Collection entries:
★ ★ ★ ★ ★ ★ ★
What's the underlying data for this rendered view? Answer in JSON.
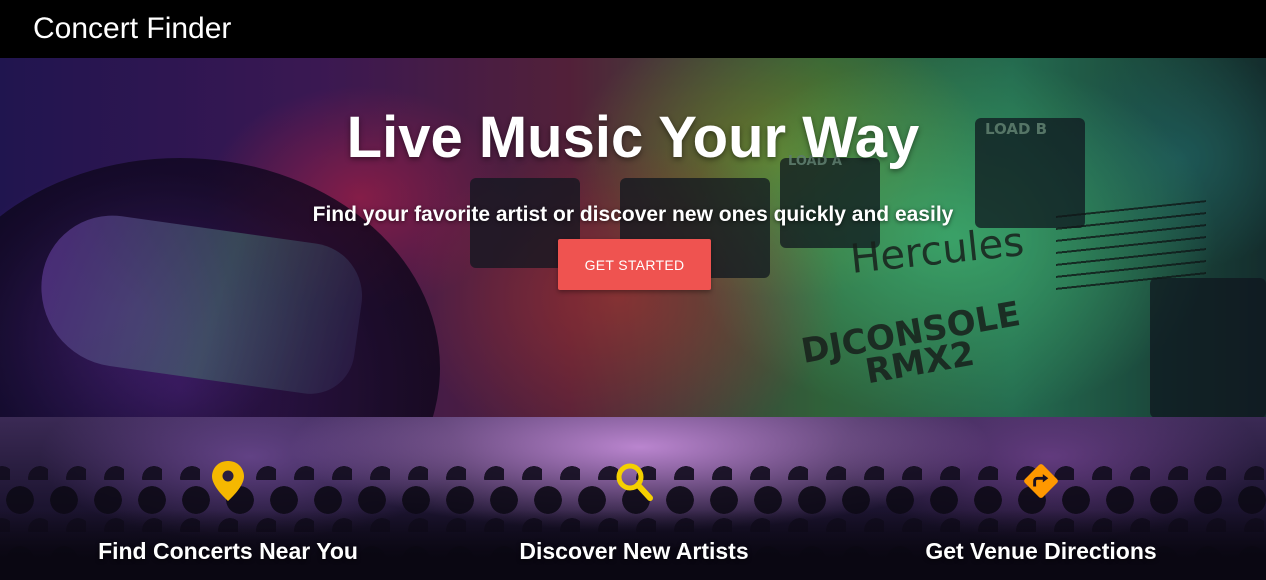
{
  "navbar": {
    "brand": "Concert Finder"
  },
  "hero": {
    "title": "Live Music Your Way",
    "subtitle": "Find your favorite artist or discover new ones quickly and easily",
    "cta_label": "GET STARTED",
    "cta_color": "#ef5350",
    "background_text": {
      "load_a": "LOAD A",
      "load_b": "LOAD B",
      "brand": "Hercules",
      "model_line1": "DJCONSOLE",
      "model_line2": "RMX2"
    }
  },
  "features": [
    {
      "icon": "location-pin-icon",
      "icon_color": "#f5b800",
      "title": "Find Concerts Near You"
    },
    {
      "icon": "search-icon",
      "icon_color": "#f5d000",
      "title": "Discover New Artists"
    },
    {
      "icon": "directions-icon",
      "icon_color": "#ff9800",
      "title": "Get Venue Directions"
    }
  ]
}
★ ★ ★ ★ ★ ★ ★
SET TASK:
Copy the records above exactly. The pictures are not part of the copy.

ANSWER TO THE PROBLEM:
What's the underlying data for this rendered view? Answer in JSON.
{
  "navbar": {
    "brand": "Concert Finder"
  },
  "hero": {
    "title": "Live Music Your Way",
    "subtitle": "Find your favorite artist or discover new ones quickly and easily",
    "cta_label": "GET STARTED",
    "cta_color": "#ef5350",
    "background_text": {
      "load_a": "LOAD A",
      "load_b": "LOAD B",
      "brand": "Hercules",
      "model_line1": "DJCONSOLE",
      "model_line2": "RMX2"
    }
  },
  "features": [
    {
      "icon": "location-pin-icon",
      "icon_color": "#f5b800",
      "title": "Find Concerts Near You"
    },
    {
      "icon": "search-icon",
      "icon_color": "#f5d000",
      "title": "Discover New Artists"
    },
    {
      "icon": "directions-icon",
      "icon_color": "#ff9800",
      "title": "Get Venue Directions"
    }
  ]
}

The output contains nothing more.